**Problem details:** Find the lines holding "color" and copy them.

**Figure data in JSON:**

=-=-=

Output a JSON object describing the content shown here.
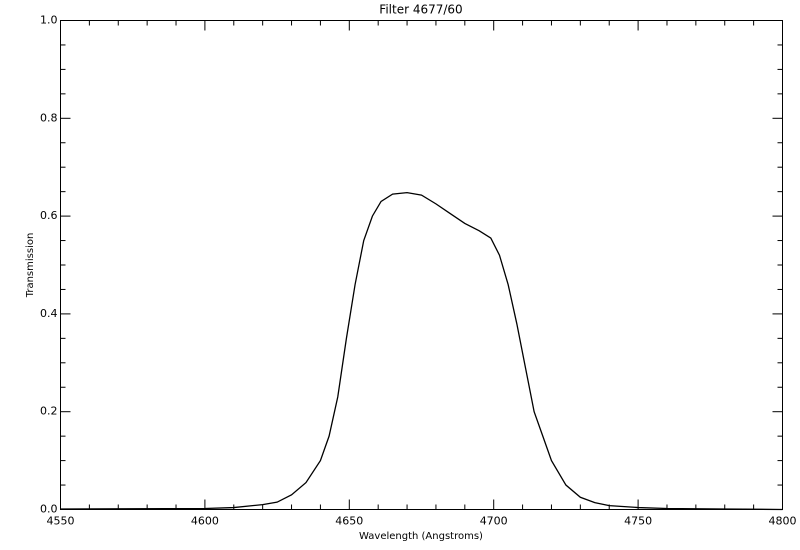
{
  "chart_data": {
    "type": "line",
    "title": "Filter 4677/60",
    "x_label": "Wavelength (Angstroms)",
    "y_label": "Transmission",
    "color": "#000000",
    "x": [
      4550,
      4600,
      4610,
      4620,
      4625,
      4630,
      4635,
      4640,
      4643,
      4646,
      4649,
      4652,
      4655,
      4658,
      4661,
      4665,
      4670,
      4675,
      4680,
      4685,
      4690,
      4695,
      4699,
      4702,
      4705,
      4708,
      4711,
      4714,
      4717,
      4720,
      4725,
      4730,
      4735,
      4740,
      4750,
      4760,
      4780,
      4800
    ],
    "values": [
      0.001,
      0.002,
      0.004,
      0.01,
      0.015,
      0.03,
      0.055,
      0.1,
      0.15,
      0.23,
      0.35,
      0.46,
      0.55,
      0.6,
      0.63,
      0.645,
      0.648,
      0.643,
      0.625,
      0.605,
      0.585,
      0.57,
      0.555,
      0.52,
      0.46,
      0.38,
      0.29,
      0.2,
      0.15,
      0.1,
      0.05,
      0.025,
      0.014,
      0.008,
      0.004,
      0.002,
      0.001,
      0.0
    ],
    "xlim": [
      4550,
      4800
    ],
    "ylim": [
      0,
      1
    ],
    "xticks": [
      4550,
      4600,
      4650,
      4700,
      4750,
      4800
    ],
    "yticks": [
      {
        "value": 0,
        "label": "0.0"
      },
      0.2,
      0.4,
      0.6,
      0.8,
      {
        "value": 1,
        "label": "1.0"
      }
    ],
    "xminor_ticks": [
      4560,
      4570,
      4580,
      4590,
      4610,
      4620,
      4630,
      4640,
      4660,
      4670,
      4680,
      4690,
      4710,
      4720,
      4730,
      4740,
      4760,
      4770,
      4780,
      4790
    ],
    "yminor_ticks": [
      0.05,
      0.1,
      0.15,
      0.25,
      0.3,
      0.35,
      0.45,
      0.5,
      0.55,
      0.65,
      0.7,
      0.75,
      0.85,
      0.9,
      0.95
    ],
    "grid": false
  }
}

=-=-=

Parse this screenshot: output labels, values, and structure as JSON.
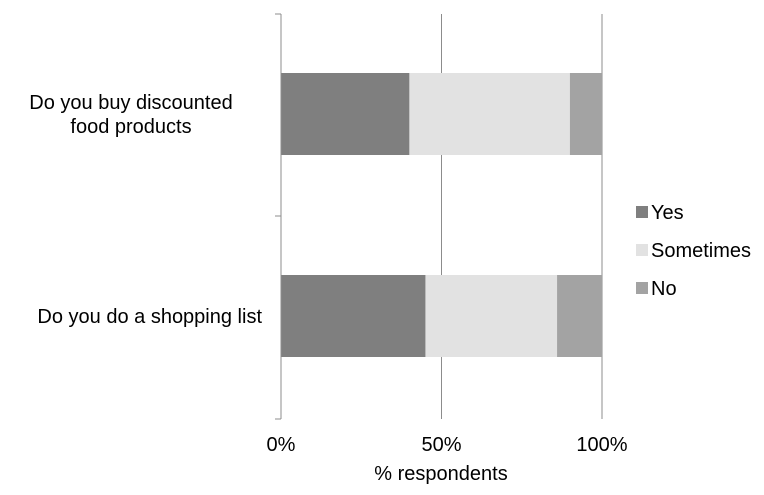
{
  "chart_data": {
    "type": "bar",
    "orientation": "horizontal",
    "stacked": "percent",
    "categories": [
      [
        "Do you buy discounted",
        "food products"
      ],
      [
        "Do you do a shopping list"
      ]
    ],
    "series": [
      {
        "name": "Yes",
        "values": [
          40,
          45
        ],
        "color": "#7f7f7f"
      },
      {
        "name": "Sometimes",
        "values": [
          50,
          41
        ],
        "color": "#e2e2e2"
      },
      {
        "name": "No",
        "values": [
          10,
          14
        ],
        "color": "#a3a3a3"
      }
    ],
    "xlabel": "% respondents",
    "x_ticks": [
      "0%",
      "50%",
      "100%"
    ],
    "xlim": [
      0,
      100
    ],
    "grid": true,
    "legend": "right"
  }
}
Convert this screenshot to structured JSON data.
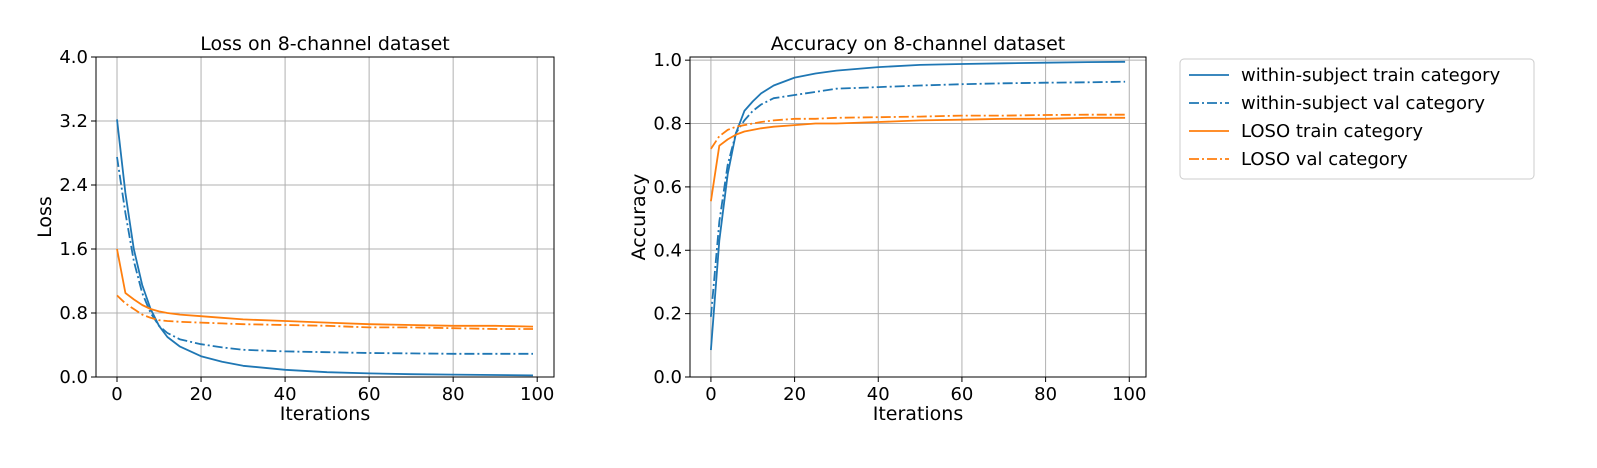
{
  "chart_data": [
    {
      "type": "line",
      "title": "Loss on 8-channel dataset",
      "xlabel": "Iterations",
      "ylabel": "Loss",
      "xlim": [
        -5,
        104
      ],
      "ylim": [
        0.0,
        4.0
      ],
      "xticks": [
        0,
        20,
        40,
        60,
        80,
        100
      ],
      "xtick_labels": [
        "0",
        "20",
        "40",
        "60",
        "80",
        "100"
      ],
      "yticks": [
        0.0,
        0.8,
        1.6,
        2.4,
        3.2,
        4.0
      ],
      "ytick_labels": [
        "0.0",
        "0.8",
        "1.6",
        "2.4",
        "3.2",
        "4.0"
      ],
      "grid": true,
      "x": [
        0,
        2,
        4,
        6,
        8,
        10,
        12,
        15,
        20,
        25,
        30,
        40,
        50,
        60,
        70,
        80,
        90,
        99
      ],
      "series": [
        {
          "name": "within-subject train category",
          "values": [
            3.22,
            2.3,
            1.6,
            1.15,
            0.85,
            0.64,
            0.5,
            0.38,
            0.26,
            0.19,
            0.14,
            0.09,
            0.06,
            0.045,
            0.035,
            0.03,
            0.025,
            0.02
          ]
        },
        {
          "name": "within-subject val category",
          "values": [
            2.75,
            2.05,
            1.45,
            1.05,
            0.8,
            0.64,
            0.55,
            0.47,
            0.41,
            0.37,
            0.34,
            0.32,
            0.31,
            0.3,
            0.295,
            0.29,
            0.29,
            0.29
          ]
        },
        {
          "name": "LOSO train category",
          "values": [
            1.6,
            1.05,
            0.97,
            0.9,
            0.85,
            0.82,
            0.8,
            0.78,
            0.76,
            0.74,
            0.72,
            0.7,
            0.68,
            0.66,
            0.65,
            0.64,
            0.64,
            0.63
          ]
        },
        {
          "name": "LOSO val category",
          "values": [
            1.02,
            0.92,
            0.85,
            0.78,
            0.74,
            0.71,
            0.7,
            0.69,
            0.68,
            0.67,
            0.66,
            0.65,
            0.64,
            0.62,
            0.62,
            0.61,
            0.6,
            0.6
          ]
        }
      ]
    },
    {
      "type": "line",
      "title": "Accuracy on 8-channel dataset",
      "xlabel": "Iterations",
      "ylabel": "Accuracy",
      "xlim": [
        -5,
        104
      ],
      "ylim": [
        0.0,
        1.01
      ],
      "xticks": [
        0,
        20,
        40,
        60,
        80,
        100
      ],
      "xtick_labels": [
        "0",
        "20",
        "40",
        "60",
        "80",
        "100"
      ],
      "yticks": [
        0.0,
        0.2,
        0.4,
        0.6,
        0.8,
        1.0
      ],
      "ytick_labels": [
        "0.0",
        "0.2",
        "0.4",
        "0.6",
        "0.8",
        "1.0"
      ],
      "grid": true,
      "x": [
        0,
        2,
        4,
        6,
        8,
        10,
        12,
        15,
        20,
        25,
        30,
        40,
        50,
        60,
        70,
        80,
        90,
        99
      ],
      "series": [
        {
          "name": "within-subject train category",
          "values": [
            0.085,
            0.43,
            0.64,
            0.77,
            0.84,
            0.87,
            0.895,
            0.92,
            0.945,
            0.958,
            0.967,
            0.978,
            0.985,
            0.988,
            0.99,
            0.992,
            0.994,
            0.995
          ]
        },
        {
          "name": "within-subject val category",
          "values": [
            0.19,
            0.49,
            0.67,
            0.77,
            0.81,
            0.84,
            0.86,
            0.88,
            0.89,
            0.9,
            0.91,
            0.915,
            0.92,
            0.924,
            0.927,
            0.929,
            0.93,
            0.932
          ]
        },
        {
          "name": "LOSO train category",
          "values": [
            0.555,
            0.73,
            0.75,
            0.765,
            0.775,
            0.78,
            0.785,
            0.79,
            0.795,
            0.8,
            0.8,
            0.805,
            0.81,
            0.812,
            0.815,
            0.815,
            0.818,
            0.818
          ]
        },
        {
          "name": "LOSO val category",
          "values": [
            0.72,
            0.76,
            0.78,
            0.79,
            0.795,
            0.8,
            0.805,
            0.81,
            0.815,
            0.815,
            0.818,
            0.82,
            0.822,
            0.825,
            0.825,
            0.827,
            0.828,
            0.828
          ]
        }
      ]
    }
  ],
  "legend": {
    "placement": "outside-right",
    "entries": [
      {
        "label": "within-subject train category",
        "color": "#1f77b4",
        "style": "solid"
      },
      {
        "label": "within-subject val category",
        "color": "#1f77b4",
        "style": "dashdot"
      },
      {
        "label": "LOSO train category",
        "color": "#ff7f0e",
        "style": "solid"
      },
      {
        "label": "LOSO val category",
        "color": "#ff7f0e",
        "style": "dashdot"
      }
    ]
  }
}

=-=-=

**Final answer:**
    "color": "#000000",
        "color": "#7f7f7f"
        "color": "#e2e2e2"
        "color": "#a3a3a3"
        "color": "#1f77b4",
        "color": "#1f77b4",
        "color": "#ff7f0e",
        "color": "#ff7f0e",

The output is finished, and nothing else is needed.